Work to complete
All lines featuring the string "many" are to be listed.

Dataset entries

++++++++

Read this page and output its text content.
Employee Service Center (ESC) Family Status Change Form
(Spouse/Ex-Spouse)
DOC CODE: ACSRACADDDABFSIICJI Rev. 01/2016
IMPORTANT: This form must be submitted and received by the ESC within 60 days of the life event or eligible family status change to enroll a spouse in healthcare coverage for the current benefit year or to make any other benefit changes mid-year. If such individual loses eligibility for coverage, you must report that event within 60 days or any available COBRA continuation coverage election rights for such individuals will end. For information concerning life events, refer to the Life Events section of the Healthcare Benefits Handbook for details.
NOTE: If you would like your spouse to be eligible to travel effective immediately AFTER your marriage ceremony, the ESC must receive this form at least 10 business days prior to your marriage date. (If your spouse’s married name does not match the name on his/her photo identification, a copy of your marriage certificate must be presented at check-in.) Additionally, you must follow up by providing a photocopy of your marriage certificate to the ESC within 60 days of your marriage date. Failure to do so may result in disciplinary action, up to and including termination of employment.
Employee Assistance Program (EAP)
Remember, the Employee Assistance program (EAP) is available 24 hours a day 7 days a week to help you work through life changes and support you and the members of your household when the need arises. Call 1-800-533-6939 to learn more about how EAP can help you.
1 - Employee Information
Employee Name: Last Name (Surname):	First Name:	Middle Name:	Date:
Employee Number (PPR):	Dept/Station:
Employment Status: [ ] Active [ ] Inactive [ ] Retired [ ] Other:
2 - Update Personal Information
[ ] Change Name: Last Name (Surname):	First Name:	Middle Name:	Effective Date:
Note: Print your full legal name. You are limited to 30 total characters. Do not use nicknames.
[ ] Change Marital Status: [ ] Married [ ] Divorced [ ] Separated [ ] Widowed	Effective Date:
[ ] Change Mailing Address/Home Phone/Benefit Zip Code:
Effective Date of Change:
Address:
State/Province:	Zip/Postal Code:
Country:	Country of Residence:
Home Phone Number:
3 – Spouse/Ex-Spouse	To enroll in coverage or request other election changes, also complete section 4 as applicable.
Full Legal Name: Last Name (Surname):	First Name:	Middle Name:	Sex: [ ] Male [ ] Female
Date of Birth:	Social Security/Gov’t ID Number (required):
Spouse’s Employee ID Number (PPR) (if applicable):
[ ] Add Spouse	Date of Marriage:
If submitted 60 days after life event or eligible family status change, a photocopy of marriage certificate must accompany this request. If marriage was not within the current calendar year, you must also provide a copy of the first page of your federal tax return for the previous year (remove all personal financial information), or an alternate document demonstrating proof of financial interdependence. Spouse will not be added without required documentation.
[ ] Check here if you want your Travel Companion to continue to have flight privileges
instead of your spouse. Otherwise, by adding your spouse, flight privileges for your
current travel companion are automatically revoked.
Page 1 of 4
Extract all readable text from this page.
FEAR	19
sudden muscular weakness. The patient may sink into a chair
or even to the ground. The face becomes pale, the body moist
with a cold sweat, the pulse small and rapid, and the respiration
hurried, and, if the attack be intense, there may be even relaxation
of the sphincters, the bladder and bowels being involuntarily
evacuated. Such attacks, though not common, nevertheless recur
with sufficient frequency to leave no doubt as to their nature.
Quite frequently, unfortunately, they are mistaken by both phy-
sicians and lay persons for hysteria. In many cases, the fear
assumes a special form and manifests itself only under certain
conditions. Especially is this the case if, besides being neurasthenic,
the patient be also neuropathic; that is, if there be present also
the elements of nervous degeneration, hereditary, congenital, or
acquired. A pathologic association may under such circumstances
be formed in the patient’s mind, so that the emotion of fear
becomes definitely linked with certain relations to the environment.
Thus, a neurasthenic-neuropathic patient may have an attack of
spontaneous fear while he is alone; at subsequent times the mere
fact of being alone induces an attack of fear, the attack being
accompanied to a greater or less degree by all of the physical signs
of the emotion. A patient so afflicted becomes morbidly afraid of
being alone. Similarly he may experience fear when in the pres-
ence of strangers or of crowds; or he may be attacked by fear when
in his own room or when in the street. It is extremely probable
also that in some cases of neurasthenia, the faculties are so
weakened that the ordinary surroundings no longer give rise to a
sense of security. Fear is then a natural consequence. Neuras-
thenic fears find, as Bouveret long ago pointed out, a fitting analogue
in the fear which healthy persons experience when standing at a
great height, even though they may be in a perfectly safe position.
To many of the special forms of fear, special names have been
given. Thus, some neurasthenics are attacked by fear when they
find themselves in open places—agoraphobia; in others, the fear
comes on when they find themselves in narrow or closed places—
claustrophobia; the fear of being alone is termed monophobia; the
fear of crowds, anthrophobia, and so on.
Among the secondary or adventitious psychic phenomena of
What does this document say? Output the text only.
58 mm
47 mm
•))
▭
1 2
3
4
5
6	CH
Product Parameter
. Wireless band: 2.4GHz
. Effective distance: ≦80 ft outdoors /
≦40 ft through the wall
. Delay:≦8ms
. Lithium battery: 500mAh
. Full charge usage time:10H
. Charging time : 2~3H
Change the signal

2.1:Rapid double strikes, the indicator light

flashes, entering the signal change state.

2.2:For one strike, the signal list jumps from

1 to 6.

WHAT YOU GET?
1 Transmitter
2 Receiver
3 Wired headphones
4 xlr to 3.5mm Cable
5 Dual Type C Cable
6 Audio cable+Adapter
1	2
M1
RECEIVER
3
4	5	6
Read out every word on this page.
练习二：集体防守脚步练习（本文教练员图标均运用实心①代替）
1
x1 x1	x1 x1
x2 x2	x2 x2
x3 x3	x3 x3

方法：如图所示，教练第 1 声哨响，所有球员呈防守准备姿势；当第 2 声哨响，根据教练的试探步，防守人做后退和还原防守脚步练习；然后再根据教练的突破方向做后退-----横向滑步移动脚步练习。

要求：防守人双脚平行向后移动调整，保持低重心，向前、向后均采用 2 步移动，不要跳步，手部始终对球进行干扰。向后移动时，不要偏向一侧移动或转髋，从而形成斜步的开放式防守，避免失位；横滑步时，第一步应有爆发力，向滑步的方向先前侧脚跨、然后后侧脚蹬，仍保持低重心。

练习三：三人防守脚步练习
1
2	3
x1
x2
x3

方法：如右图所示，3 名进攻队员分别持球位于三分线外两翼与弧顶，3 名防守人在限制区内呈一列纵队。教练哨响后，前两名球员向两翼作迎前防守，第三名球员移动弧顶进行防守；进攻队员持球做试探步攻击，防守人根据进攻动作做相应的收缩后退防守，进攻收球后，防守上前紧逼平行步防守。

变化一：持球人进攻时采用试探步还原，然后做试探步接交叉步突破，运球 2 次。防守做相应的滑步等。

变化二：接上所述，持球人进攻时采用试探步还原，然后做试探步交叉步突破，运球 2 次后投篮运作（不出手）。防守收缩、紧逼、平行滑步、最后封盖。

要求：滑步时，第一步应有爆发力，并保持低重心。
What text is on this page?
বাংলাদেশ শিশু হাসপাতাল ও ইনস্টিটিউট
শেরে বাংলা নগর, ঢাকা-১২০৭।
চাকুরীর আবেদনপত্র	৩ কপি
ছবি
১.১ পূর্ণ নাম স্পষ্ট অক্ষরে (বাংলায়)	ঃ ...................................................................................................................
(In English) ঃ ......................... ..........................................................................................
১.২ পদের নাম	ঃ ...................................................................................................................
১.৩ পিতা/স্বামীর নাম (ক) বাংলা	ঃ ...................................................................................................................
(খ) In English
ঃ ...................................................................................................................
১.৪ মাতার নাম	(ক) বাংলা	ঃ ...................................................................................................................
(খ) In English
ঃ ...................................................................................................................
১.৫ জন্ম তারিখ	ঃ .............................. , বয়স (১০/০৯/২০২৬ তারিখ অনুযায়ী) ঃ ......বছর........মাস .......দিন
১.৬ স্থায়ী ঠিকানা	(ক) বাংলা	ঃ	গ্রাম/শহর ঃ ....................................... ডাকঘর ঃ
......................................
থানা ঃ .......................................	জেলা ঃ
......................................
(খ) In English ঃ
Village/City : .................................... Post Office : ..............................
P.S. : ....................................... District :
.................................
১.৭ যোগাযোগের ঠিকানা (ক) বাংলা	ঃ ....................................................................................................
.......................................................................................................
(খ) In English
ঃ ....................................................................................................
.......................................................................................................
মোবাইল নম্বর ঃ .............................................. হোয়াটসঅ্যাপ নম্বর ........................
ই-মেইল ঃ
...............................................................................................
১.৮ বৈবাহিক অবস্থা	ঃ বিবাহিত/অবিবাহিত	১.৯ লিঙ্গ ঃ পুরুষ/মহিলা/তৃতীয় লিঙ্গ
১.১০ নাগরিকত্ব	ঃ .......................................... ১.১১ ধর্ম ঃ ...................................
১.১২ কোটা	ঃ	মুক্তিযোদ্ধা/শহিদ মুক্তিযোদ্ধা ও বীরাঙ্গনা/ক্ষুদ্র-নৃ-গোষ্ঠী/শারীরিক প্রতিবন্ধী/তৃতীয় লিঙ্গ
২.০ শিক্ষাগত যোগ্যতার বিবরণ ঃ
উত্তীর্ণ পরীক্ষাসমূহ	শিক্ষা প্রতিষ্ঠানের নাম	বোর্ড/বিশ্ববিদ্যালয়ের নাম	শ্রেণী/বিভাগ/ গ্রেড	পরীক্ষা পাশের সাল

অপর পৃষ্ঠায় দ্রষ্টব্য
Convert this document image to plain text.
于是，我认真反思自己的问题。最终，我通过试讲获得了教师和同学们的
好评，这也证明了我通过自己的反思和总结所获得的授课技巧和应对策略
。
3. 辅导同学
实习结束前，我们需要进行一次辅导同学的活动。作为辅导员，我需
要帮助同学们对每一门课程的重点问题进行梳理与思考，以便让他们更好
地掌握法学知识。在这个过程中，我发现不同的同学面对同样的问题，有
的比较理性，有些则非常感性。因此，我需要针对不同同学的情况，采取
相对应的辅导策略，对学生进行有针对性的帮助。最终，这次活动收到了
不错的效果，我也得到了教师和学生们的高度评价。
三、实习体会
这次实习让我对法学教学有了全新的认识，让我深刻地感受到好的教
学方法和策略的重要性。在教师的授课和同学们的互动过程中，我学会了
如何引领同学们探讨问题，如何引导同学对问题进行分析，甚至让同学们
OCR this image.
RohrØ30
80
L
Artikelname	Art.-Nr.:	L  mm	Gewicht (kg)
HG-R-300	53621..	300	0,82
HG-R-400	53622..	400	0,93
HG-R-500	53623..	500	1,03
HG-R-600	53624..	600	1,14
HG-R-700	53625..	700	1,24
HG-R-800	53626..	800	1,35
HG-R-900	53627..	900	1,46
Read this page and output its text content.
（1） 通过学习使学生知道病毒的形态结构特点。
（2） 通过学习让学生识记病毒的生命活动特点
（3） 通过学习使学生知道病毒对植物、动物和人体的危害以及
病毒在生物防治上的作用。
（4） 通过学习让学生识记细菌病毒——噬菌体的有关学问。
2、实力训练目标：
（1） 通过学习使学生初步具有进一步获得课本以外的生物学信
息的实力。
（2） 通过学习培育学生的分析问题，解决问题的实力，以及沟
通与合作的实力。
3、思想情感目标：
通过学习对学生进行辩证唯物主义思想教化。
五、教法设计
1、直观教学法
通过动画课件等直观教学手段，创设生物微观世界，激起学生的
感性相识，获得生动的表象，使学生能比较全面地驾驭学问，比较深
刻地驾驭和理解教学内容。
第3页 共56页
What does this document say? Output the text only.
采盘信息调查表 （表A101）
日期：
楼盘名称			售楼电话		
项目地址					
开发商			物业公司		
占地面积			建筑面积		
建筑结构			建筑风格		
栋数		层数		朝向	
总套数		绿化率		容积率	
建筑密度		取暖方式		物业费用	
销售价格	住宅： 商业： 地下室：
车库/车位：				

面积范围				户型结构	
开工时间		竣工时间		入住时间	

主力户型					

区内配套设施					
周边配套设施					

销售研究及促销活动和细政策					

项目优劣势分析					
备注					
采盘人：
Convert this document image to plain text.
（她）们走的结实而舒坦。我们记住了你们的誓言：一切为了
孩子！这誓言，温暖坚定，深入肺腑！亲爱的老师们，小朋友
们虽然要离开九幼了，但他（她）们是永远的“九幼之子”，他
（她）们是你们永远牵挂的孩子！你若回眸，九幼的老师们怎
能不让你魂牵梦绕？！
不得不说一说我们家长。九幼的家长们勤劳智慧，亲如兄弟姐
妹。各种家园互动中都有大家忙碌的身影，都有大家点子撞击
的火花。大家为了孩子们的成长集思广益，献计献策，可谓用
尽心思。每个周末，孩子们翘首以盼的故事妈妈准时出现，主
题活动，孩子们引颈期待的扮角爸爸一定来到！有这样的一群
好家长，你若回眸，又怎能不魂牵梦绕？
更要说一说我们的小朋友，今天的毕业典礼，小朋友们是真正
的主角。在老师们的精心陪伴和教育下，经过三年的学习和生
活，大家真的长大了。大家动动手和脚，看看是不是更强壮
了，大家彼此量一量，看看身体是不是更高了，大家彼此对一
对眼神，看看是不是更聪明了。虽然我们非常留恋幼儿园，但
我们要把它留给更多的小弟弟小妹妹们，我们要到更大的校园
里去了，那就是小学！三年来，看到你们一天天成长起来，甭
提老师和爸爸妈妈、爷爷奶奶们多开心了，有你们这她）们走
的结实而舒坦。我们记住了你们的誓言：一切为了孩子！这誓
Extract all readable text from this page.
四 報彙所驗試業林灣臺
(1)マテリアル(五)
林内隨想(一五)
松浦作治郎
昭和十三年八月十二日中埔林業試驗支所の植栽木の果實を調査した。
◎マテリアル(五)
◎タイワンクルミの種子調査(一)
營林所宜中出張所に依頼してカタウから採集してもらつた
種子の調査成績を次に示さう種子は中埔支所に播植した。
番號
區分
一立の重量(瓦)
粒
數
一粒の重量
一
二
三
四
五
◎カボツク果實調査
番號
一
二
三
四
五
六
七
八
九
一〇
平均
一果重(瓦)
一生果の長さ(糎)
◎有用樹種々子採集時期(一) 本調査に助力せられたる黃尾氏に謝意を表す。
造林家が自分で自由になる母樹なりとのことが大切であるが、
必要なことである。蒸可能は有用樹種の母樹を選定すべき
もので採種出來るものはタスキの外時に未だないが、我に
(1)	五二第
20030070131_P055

++++++++

Output
sicians and lay persons for hysteria. In many cases, the fear
To many of the special forms of fear, special names have been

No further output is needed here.